Requirement: Count each line below that has "usuario" anywhere in it. Answer with the total alone.

Collected data entries:
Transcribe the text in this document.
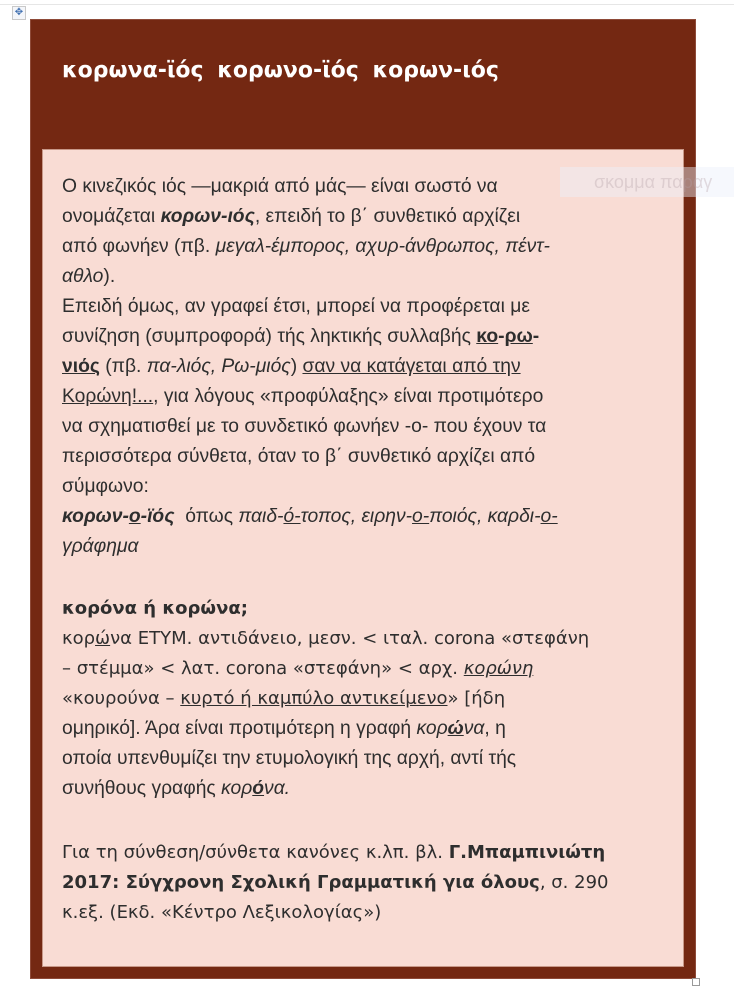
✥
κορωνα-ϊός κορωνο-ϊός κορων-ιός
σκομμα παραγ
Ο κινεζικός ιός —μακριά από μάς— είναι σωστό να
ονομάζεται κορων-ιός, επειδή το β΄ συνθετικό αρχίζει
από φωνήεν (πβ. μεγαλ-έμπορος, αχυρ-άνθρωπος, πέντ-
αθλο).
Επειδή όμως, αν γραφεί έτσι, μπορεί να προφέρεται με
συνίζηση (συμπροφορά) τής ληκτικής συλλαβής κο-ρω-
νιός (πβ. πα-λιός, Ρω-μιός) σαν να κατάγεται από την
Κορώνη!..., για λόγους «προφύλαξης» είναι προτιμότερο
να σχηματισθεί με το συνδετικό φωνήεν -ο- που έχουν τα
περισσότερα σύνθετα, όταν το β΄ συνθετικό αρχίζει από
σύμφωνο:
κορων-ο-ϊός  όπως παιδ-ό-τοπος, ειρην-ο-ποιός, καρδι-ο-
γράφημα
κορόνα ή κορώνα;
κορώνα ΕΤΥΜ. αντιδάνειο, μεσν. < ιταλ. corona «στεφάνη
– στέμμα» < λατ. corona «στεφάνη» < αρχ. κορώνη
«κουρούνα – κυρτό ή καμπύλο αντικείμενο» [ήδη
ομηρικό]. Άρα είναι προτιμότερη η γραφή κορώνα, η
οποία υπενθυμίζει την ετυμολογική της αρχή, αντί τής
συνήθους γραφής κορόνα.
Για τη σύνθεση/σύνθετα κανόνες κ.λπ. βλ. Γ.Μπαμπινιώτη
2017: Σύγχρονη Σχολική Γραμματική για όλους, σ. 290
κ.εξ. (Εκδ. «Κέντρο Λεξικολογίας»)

==

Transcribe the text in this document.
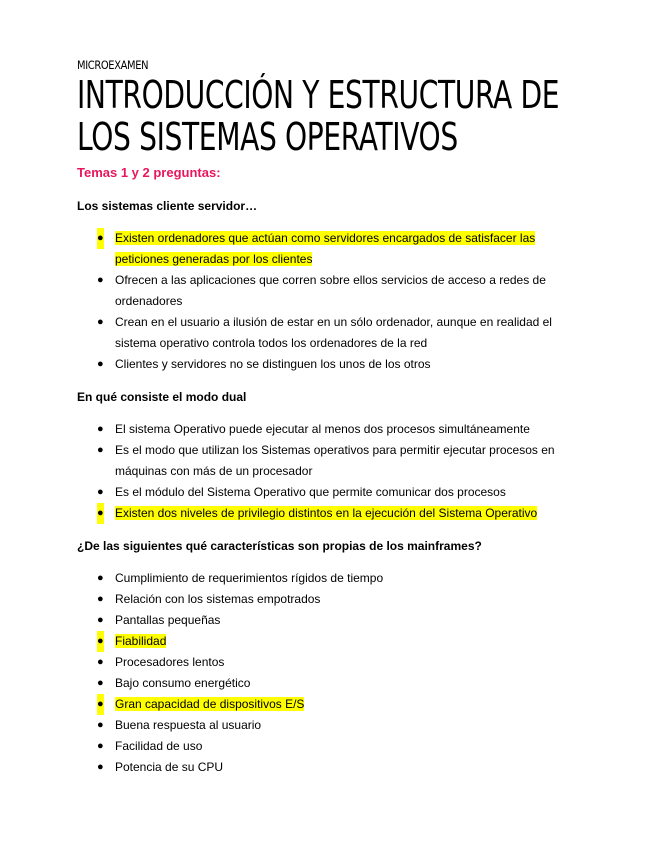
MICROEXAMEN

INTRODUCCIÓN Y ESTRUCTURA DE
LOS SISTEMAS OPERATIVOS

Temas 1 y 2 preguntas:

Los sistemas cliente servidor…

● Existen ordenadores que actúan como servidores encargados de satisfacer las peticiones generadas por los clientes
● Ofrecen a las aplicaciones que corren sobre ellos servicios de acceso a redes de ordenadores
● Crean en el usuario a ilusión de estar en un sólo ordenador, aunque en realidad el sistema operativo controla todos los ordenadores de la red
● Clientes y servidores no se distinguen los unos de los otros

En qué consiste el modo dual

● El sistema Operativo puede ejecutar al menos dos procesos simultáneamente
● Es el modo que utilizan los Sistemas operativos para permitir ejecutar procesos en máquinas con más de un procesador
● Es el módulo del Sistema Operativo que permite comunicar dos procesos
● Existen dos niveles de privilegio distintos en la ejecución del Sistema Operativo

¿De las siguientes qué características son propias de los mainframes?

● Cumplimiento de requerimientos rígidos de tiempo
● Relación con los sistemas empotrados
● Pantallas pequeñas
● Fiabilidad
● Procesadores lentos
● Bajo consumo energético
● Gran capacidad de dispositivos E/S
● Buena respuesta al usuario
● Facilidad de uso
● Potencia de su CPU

Task solution: 2